Record list »

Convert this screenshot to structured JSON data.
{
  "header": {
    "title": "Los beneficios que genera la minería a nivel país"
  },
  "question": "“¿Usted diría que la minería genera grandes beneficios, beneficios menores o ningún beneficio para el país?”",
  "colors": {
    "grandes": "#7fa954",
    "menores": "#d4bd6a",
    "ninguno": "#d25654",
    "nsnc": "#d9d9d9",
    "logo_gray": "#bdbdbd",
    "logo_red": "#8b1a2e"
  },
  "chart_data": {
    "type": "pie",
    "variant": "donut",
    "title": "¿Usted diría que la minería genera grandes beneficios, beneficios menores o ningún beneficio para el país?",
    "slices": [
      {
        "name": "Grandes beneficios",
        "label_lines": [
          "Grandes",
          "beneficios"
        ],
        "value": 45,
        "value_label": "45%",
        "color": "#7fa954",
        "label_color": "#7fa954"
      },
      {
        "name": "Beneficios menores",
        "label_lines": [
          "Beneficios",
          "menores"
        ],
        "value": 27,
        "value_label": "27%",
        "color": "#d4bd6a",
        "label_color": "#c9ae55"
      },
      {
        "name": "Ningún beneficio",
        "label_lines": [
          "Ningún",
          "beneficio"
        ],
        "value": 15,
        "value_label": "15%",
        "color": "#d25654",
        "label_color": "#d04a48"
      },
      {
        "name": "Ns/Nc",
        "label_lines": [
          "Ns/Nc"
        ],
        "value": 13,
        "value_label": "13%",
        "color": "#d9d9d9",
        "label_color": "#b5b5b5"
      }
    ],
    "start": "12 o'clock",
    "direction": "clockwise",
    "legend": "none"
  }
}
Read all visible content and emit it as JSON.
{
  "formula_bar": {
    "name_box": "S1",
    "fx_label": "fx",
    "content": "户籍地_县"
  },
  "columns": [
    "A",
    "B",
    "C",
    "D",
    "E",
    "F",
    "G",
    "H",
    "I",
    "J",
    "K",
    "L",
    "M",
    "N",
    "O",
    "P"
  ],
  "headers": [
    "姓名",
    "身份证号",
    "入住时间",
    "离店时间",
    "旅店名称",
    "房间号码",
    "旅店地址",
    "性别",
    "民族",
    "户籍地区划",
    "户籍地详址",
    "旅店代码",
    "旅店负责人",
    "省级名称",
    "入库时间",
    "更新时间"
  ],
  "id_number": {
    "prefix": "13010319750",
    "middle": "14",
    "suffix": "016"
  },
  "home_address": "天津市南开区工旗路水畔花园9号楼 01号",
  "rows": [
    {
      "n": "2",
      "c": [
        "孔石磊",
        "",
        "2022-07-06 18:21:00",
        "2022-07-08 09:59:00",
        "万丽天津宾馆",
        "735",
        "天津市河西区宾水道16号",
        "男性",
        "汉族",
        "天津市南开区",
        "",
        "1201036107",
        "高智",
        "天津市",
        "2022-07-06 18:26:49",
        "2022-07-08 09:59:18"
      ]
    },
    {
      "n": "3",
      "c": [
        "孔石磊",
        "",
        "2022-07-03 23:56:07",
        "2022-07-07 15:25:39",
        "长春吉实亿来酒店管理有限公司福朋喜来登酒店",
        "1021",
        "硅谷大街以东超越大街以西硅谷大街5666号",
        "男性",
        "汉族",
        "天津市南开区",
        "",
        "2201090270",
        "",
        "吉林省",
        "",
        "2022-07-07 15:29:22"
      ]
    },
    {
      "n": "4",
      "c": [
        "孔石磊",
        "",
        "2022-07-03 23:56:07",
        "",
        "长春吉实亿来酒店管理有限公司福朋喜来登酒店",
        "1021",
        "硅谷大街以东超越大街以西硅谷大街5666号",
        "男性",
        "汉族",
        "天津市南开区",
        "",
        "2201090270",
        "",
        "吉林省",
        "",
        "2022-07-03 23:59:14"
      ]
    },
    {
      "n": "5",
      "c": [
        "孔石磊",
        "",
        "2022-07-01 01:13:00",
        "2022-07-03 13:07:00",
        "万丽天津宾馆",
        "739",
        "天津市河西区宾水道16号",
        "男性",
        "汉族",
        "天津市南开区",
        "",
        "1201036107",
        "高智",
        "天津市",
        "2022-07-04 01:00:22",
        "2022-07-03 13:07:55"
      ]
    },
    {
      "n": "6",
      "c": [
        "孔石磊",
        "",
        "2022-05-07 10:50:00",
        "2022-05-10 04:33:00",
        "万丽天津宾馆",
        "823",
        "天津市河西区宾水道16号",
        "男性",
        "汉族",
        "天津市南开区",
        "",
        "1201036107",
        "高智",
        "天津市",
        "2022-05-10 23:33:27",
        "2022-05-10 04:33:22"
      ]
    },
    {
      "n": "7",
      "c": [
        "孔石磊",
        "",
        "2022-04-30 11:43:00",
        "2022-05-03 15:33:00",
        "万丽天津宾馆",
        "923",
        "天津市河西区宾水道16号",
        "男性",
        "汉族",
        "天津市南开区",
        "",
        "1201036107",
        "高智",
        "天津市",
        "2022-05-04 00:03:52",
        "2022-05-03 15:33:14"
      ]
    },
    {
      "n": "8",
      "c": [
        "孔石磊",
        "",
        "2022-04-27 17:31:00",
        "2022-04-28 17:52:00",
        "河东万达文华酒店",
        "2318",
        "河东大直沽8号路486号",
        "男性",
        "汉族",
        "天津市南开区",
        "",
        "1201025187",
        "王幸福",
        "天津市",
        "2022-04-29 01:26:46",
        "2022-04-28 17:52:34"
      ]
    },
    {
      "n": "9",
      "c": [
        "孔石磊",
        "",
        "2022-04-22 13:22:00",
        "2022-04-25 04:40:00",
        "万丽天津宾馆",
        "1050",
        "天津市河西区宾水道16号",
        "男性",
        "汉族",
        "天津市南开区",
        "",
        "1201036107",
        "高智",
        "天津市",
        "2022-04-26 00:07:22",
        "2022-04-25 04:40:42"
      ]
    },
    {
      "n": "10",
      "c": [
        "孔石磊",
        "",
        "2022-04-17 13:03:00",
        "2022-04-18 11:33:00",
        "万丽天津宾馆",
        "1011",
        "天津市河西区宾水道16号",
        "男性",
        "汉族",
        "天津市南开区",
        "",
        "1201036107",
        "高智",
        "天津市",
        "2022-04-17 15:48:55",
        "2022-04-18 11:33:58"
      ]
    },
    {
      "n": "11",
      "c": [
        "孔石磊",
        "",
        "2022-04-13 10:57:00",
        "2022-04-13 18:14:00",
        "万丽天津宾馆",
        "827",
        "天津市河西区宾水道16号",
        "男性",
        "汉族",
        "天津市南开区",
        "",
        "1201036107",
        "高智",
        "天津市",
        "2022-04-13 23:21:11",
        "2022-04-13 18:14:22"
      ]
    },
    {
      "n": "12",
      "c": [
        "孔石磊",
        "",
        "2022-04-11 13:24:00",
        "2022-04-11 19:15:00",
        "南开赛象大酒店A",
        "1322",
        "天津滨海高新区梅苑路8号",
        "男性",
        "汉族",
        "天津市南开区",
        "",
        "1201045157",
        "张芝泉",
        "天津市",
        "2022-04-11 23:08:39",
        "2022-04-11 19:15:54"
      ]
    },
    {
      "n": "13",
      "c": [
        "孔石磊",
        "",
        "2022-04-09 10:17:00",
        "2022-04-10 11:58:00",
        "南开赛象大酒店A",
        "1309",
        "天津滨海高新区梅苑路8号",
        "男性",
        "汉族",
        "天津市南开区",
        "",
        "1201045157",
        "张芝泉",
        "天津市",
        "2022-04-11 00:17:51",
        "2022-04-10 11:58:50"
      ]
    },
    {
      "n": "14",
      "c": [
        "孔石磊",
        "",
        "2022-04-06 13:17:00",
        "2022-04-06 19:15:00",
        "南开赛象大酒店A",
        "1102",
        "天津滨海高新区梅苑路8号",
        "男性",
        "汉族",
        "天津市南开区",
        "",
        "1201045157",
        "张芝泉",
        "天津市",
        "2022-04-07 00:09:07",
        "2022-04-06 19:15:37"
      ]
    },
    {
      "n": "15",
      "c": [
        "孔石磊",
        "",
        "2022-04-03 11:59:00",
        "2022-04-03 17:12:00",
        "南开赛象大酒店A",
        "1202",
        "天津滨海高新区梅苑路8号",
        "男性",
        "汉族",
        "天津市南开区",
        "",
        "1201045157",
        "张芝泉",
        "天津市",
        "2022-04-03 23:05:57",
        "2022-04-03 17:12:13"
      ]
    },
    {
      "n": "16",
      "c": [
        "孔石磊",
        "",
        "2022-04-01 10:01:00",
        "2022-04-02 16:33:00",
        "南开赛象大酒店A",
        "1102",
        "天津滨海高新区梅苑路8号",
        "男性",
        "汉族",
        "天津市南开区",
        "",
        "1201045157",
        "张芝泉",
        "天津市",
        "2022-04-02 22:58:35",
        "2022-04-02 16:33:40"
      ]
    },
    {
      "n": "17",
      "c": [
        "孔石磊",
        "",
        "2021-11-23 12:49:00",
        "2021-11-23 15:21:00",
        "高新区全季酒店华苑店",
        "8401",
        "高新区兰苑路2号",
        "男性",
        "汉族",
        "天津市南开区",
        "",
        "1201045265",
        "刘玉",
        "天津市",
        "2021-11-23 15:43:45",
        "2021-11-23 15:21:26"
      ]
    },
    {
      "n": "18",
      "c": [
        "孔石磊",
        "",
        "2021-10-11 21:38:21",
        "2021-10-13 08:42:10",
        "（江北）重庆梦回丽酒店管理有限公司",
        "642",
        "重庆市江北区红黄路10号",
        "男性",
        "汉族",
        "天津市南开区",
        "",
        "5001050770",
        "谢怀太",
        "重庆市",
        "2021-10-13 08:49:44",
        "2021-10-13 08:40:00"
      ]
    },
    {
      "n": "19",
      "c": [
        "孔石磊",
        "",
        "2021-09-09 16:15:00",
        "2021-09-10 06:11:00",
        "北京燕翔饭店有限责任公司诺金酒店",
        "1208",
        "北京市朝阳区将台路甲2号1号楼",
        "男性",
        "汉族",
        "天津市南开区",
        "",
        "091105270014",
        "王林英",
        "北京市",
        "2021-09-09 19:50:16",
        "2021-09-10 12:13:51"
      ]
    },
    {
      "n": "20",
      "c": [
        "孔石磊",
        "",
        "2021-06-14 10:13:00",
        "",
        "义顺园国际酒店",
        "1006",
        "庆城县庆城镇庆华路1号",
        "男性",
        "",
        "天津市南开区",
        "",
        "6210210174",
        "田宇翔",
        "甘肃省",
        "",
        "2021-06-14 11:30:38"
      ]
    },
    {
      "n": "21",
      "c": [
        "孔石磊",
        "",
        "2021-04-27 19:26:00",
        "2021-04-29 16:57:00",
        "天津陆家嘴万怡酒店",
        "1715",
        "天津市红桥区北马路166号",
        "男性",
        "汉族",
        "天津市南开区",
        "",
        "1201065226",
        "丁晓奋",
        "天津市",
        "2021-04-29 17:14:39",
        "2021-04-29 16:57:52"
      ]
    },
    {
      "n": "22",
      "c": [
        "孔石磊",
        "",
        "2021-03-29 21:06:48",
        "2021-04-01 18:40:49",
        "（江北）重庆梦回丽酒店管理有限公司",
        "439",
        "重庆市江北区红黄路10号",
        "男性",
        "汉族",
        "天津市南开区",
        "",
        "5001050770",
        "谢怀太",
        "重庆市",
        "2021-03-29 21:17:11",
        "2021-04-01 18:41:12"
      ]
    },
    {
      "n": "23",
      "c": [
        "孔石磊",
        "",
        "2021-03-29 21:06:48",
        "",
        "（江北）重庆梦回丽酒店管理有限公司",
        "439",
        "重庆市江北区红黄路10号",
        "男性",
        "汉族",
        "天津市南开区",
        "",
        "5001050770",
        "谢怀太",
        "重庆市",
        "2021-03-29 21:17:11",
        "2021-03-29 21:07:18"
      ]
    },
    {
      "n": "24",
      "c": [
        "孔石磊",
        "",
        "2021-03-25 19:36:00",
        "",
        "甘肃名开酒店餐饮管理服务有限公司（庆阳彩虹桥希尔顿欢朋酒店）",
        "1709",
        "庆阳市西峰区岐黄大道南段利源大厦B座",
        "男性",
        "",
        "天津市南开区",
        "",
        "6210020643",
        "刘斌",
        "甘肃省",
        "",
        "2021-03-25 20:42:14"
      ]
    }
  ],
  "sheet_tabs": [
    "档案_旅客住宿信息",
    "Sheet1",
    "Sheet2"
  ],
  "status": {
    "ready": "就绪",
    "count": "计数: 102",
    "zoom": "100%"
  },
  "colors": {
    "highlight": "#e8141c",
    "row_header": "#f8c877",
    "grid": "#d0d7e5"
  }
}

Your goal » Report only how many lines in the entries contain "menores".

Finished task » 5